#### [WHAT IS NEEDED]
Produce the listing below again, exactly as shown.

══ RECORDS TO USE ══

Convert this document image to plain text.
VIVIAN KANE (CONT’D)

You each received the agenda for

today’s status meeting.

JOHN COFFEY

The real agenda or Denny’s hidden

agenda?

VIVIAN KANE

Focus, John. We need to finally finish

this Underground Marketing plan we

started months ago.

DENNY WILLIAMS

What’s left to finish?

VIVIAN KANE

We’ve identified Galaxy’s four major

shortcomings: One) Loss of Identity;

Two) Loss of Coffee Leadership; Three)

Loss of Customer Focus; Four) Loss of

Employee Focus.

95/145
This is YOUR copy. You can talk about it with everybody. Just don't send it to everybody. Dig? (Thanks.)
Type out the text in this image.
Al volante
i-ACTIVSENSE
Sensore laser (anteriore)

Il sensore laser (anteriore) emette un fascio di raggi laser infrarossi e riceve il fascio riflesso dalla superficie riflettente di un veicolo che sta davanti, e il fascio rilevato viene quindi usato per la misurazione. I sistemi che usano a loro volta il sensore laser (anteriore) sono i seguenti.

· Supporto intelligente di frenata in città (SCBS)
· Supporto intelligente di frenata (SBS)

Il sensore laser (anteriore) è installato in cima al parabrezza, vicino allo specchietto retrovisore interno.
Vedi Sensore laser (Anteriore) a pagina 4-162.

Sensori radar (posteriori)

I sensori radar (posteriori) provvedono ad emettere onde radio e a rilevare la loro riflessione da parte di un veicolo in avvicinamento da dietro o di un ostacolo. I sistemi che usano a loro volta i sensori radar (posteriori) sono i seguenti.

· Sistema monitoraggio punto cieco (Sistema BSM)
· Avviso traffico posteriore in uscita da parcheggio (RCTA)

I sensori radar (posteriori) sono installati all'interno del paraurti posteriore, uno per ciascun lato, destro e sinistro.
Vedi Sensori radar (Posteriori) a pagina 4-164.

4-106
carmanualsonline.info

═══

#### [ANSWER BELOW]
Convert this document image to plain text.
VIVIAN KANE (CONT’D)

You each received the agenda for

today’s status meeting.

JOHN COFFEY

The real agenda or Denny’s hidden

agenda?

VIVIAN KANE

Focus, John. We need to finally finish

this Underground Marketing plan we

started months ago.

DENNY WILLIAMS

What’s left to finish?

VIVIAN KANE

We’ve identified Galaxy’s four major

shortcomings: One) Loss of Identity;

Two) Loss of Coffee Leadership; Three)

Loss of Customer Focus; Four) Loss of

Employee Focus.

95/145
This is YOUR copy. You can talk about it with everybody. Just don't send it to everybody. Dig? (Thanks.)
Type out the text in this image.
Al volante
i-ACTIVSENSE
Sensore laser (anteriore)

Il sensore laser (anteriore) emette un fascio di raggi laser infrarossi e riceve il fascio riflesso dalla superficie riflettente di un veicolo che sta davanti, e il fascio rilevato viene quindi usato per la misurazione. I sistemi che usano a loro volta il sensore laser (anteriore) sono i seguenti.

· Supporto intelligente di frenata in città (SCBS)
· Supporto intelligente di frenata (SBS)

Il sensore laser (anteriore) è installato in cima al parabrezza, vicino allo specchietto retrovisore interno.
Vedi Sensore laser (Anteriore) a pagina 4-162.

Sensori radar (posteriori)

I sensori radar (posteriori) provvedono ad emettere onde radio e a rilevare la loro riflessione da parte di un veicolo in avvicinamento da dietro o di un ostacolo. I sistemi che usano a loro volta i sensori radar (posteriori) sono i seguenti.

· Sistema monitoraggio punto cieco (Sistema BSM)
· Avviso traffico posteriore in uscita da parcheggio (RCTA)

I sensori radar (posteriori) sono installati all'interno del paraurti posteriore, uno per ciascun lato, destro e sinistro.
Vedi Sensori radar (Posteriori) a pagina 4-164.

4-106
carmanualsonline.info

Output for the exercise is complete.